# Task prompt
Your reply should be a single number: how many lines contain the string "value".

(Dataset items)
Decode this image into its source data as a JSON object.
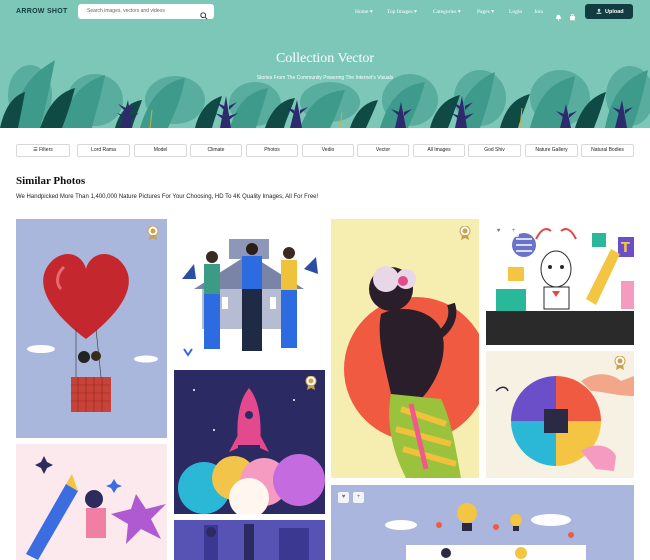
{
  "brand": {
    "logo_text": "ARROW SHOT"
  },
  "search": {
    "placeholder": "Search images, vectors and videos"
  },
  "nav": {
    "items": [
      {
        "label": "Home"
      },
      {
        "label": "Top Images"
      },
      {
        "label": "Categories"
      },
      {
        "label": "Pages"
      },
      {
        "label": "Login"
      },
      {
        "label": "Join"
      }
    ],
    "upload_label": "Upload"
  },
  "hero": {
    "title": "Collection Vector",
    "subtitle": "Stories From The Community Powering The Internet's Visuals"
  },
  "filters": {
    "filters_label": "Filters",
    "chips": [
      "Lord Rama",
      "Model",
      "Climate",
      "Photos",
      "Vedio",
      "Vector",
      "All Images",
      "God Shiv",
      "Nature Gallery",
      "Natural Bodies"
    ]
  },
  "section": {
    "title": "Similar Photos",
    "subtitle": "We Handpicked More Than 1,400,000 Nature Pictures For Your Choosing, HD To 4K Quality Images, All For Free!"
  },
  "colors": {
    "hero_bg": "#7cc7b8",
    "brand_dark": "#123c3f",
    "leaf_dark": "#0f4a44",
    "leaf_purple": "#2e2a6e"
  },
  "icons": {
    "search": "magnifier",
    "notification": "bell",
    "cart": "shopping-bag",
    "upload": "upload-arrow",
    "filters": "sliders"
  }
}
--
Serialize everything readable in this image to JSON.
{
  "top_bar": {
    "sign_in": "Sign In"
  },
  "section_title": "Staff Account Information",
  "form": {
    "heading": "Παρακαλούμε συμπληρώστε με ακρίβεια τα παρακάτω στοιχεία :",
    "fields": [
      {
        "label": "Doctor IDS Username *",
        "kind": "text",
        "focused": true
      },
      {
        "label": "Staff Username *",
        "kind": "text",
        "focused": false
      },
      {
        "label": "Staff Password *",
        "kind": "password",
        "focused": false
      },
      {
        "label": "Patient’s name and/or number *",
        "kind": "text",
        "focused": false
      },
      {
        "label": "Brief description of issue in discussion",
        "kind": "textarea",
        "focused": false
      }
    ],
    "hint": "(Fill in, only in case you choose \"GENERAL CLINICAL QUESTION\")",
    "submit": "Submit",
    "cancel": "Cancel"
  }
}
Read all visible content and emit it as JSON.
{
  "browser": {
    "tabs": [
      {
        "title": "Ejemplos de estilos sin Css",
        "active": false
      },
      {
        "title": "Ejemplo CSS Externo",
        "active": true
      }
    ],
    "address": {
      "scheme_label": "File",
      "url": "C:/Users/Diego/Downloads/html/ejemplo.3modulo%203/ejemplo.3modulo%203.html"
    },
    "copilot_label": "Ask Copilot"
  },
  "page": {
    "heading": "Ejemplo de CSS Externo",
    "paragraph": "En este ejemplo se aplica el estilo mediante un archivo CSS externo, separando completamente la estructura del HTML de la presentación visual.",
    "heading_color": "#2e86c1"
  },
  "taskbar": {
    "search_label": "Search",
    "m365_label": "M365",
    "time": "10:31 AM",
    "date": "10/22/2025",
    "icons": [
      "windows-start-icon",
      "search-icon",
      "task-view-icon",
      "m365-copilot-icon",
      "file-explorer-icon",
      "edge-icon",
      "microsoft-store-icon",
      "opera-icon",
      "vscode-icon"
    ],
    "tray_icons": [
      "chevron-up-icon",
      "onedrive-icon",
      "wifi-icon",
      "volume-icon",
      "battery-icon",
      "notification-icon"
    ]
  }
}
...
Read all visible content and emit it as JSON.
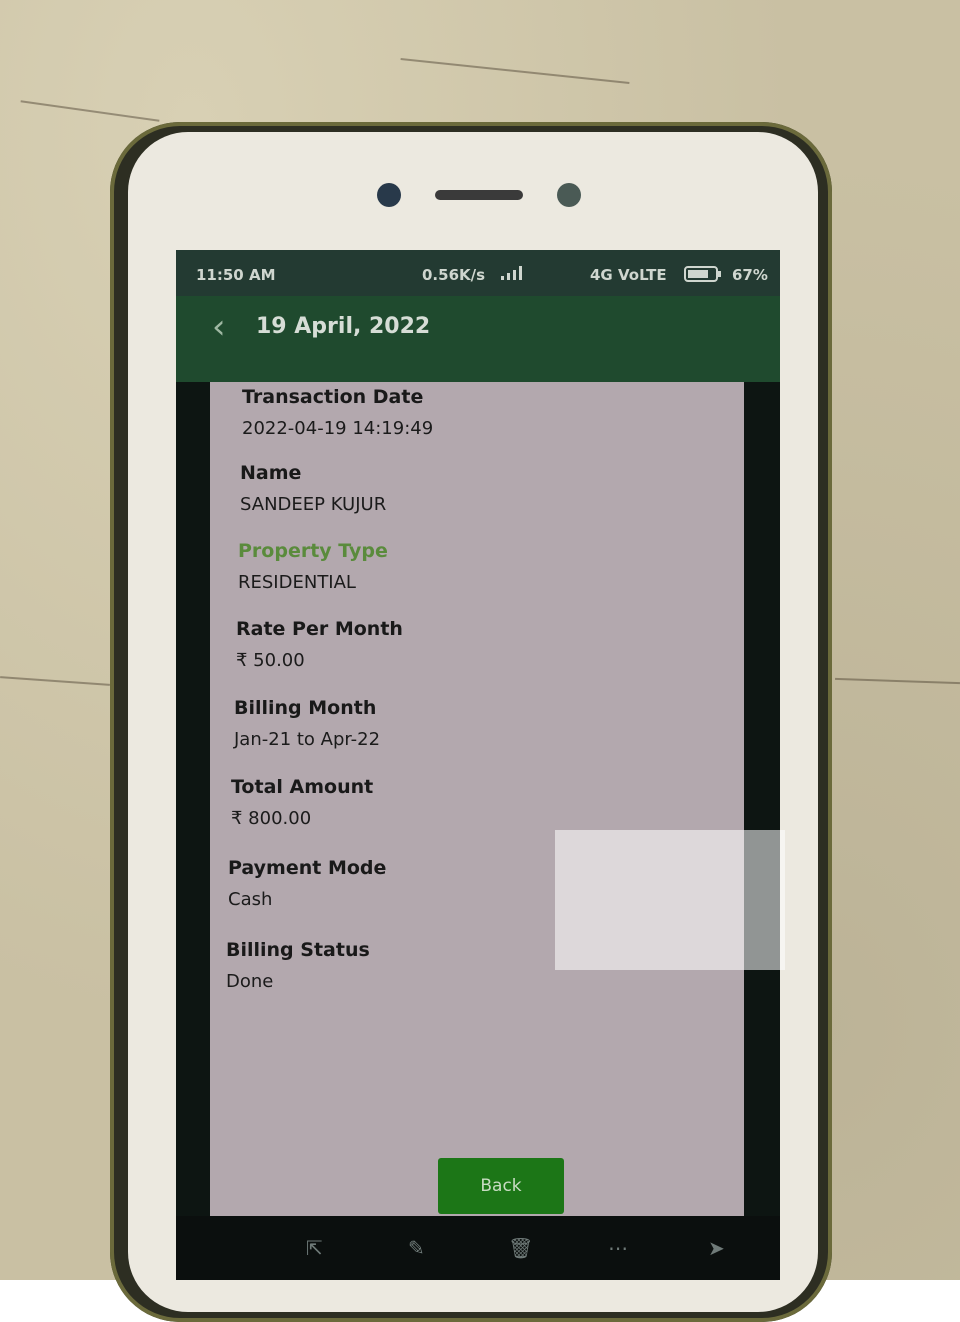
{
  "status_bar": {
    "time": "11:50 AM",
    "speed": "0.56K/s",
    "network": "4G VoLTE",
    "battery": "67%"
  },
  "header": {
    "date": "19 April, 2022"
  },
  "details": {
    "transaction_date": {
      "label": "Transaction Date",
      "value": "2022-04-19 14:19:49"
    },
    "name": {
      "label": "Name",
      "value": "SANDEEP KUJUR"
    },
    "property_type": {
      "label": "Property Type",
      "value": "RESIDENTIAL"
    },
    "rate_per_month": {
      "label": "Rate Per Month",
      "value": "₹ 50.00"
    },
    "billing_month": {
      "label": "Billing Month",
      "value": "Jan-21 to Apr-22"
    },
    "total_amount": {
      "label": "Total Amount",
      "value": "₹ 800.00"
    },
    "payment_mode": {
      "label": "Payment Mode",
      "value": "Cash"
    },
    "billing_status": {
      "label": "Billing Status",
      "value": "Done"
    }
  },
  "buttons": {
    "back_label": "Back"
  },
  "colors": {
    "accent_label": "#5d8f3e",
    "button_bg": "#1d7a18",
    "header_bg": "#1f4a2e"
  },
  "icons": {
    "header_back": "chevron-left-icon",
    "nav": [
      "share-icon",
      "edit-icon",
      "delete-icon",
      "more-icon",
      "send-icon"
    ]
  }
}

# Answer to the exercise
8